§ The problem:
Take the data below and repeat it exactly.

======== Data section

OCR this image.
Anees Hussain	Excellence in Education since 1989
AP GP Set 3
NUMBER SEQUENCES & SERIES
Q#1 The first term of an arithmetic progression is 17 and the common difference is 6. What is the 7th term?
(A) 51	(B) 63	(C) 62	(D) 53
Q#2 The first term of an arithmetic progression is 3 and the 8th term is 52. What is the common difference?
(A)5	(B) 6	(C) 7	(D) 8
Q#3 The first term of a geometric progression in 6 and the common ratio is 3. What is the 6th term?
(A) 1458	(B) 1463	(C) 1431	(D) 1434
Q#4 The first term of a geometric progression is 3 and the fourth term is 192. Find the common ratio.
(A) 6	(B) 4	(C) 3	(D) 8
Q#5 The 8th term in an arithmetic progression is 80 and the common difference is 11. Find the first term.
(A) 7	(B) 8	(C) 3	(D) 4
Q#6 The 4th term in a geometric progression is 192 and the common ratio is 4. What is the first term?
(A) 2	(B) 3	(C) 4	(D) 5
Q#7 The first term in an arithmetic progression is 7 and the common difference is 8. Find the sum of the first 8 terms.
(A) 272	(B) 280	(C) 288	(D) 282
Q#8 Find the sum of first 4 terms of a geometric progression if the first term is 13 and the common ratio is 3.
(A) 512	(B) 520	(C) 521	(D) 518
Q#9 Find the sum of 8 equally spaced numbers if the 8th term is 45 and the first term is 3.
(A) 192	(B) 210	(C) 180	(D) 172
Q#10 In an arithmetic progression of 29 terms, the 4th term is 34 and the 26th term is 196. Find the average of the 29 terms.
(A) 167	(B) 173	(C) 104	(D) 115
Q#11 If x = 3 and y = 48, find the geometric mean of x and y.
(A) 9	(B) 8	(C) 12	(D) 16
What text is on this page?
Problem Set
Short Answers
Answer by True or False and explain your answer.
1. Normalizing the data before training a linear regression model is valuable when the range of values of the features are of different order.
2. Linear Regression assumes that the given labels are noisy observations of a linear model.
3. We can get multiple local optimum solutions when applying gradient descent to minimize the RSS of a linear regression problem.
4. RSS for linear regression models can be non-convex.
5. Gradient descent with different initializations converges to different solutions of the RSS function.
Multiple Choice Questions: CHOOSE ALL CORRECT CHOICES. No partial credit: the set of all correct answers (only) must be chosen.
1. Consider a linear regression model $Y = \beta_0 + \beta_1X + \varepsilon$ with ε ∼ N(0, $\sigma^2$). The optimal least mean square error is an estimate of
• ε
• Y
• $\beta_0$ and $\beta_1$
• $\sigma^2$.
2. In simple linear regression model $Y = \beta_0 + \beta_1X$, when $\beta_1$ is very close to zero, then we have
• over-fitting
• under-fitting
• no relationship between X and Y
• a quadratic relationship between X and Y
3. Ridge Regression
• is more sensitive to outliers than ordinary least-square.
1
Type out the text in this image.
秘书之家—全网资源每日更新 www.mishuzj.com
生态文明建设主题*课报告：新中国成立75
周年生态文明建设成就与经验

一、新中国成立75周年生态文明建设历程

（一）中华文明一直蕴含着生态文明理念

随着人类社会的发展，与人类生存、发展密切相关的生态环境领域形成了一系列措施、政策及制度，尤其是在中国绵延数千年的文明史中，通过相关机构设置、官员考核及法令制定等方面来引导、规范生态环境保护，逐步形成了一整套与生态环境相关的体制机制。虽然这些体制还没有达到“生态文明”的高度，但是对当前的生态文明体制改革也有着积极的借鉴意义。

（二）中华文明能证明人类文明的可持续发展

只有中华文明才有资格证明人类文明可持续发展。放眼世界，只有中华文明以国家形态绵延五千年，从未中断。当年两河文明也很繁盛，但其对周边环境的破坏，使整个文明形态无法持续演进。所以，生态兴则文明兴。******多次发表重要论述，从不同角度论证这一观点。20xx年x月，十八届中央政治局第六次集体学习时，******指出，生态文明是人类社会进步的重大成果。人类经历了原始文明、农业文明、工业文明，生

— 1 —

================

§ Finished exercise:
OCR this image.
Anees Hussain	Excellence in Education since 1989
AP GP Set 3
NUMBER SEQUENCES & SERIES
Q#1 The first term of an arithmetic progression is 17 and the common difference is 6. What is the 7th term?
(A) 51	(B) 63	(C) 62	(D) 53
Q#2 The first term of an arithmetic progression is 3 and the 8th term is 52. What is the common difference?
(A)5	(B) 6	(C) 7	(D) 8
Q#3 The first term of a geometric progression in 6 and the common ratio is 3. What is the 6th term?
(A) 1458	(B) 1463	(C) 1431	(D) 1434
Q#4 The first term of a geometric progression is 3 and the fourth term is 192. Find the common ratio.
(A) 6	(B) 4	(C) 3	(D) 8
Q#5 The 8th term in an arithmetic progression is 80 and the common difference is 11. Find the first term.
(A) 7	(B) 8	(C) 3	(D) 4
Q#6 The 4th term in a geometric progression is 192 and the common ratio is 4. What is the first term?
(A) 2	(B) 3	(C) 4	(D) 5
Q#7 The first term in an arithmetic progression is 7 and the common difference is 8. Find the sum of the first 8 terms.
(A) 272	(B) 280	(C) 288	(D) 282
Q#8 Find the sum of first 4 terms of a geometric progression if the first term is 13 and the common ratio is 3.
(A) 512	(B) 520	(C) 521	(D) 518
Q#9 Find the sum of 8 equally spaced numbers if the 8th term is 45 and the first term is 3.
(A) 192	(B) 210	(C) 180	(D) 172
Q#10 In an arithmetic progression of 29 terms, the 4th term is 34 and the 26th term is 196. Find the average of the 29 terms.
(A) 167	(B) 173	(C) 104	(D) 115
Q#11 If x = 3 and y = 48, find the geometric mean of x and y.
(A) 9	(B) 8	(C) 12	(D) 16
What text is on this page?
Problem Set
Short Answers
Answer by True or False and explain your answer.
1. Normalizing the data before training a linear regression model is valuable when the range of values of the features are of different order.
2. Linear Regression assumes that the given labels are noisy observations of a linear model.
3. We can get multiple local optimum solutions when applying gradient descent to minimize the RSS of a linear regression problem.
4. RSS for linear regression models can be non-convex.
5. Gradient descent with different initializations converges to different solutions of the RSS function.
Multiple Choice Questions: CHOOSE ALL CORRECT CHOICES. No partial credit: the set of all correct answers (only) must be chosen.
1. Consider a linear regression model $Y = \beta_0 + \beta_1X + \varepsilon$ with ε ∼ N(0, $\sigma^2$). The optimal least mean square error is an estimate of
• ε
• Y
• $\beta_0$ and $\beta_1$
• $\sigma^2$.
2. In simple linear regression model $Y = \beta_0 + \beta_1X$, when $\beta_1$ is very close to zero, then we have
• over-fitting
• under-fitting
• no relationship between X and Y
• a quadratic relationship between X and Y
3. Ridge Regression
• is more sensitive to outliers than ordinary least-square.
1
Type out the text in this image.
秘书之家—全网资源每日更新 www.mishuzj.com
生态文明建设主题*课报告：新中国成立75
周年生态文明建设成就与经验

一、新中国成立75周年生态文明建设历程

（一）中华文明一直蕴含着生态文明理念

随着人类社会的发展，与人类生存、发展密切相关的生态环境领域形成了一系列措施、政策及制度，尤其是在中国绵延数千年的文明史中，通过相关机构设置、官员考核及法令制定等方面来引导、规范生态环境保护，逐步形成了一整套与生态环境相关的体制机制。虽然这些体制还没有达到“生态文明”的高度，但是对当前的生态文明体制改革也有着积极的借鉴意义。

（二）中华文明能证明人类文明的可持续发展

只有中华文明才有资格证明人类文明可持续发展。放眼世界，只有中华文明以国家形态绵延五千年，从未中断。当年两河文明也很繁盛，但其对周边环境的破坏，使整个文明形态无法持续演进。所以，生态兴则文明兴。******多次发表重要论述，从不同角度论证这一观点。20xx年x月，十八届中央政治局第六次集体学习时，******指出，生态文明是人类社会进步的重大成果。人类经历了原始文明、农业文明、工业文明，生

— 1 —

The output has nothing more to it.